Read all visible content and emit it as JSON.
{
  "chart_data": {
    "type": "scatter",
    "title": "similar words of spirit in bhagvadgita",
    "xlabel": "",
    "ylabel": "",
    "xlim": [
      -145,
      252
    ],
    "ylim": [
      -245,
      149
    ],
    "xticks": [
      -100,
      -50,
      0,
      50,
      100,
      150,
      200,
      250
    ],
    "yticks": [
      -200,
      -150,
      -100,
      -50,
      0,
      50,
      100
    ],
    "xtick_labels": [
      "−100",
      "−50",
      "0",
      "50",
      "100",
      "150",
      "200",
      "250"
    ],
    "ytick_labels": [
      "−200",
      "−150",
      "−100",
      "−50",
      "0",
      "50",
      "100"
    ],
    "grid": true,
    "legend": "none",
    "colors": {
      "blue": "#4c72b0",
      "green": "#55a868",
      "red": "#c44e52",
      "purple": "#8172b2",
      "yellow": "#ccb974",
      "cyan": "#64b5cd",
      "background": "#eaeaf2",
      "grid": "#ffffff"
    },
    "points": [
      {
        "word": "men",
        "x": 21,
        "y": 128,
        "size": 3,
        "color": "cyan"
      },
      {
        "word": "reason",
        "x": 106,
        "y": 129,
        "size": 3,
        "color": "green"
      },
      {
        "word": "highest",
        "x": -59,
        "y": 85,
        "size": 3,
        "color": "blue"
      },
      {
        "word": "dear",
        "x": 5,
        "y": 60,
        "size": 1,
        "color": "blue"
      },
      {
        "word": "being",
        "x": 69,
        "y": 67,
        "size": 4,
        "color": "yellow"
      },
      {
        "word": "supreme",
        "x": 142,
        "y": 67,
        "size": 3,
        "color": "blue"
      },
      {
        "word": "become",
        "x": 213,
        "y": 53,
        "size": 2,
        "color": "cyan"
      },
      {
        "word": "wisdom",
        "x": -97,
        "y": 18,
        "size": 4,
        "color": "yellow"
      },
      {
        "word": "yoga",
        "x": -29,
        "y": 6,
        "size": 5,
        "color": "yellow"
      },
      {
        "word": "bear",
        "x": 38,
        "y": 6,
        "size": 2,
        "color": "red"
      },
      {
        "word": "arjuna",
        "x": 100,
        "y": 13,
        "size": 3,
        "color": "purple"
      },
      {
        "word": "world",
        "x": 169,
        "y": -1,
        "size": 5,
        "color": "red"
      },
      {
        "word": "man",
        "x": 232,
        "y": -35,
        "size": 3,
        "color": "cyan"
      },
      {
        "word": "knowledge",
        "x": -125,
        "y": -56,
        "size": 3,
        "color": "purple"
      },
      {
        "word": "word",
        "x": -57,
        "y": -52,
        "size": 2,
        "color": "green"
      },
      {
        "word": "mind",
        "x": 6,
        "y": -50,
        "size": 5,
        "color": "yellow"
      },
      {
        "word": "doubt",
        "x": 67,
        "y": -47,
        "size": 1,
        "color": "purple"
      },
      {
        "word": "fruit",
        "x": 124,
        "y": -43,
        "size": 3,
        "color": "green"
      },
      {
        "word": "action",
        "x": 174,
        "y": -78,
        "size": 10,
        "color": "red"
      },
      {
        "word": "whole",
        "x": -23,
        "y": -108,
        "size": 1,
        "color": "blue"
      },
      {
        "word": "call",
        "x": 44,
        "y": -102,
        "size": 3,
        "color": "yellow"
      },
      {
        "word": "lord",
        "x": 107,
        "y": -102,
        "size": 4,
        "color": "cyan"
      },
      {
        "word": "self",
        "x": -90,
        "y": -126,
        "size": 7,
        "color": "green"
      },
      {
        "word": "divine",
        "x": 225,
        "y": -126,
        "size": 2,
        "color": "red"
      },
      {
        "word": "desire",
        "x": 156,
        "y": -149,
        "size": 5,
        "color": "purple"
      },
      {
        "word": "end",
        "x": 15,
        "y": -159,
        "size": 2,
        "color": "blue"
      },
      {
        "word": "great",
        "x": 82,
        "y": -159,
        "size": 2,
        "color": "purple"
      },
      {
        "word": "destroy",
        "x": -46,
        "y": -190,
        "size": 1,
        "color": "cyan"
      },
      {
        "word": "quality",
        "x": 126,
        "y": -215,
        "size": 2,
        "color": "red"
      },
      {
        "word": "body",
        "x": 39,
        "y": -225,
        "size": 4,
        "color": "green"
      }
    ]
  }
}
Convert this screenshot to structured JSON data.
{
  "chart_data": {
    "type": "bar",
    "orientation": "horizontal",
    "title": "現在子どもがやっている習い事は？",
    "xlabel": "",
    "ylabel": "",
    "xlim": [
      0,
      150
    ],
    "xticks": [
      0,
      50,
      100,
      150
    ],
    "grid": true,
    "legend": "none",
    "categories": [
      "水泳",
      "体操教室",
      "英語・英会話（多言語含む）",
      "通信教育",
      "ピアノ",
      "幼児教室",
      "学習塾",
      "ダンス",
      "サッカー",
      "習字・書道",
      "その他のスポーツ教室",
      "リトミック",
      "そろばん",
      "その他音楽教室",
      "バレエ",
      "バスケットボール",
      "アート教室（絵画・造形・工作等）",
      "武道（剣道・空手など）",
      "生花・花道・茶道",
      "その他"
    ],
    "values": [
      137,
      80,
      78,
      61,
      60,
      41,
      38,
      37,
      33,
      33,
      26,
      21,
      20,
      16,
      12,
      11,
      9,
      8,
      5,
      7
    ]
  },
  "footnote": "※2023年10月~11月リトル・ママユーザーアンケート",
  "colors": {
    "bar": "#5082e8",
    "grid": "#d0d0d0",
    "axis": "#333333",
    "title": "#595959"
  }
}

⁂

Written problem: Begin with the line that contains "Convert this screenshot" and end with the last line of the records; set down every line in that span exactly, and nothing else.

Answer to the problem:
Convert this screenshot to structured JSON data.
{
  "chart_data": {
    "type": "bar",
    "orientation": "horizontal",
    "title": "現在子どもがやっている習い事は？",
    "xlabel": "",
    "ylabel": "",
    "xlim": [
      0,
      150
    ],
    "xticks": [
      0,
      50,
      100,
      150
    ],
    "grid": true,
    "legend": "none",
    "categories": [
      "水泳",
      "体操教室",
      "英語・英会話（多言語含む）",
      "通信教育",
      "ピアノ",
      "幼児教室",
      "学習塾",
      "ダンス",
      "サッカー",
      "習字・書道",
      "その他のスポーツ教室",
      "リトミック",
      "そろばん",
      "その他音楽教室",
      "バレエ",
      "バスケットボール",
      "アート教室（絵画・造形・工作等）",
      "武道（剣道・空手など）",
      "生花・花道・茶道",
      "その他"
    ],
    "values": [
      137,
      80,
      78,
      61,
      60,
      41,
      38,
      37,
      33,
      33,
      26,
      21,
      20,
      16,
      12,
      11,
      9,
      8,
      5,
      7
    ]
  },
  "footnote": "※2023年10月~11月リトル・ママユーザーアンケート",
  "colors": {
    "bar": "#5082e8",
    "grid": "#d0d0d0",
    "axis": "#333333",
    "title": "#595959"
  }
}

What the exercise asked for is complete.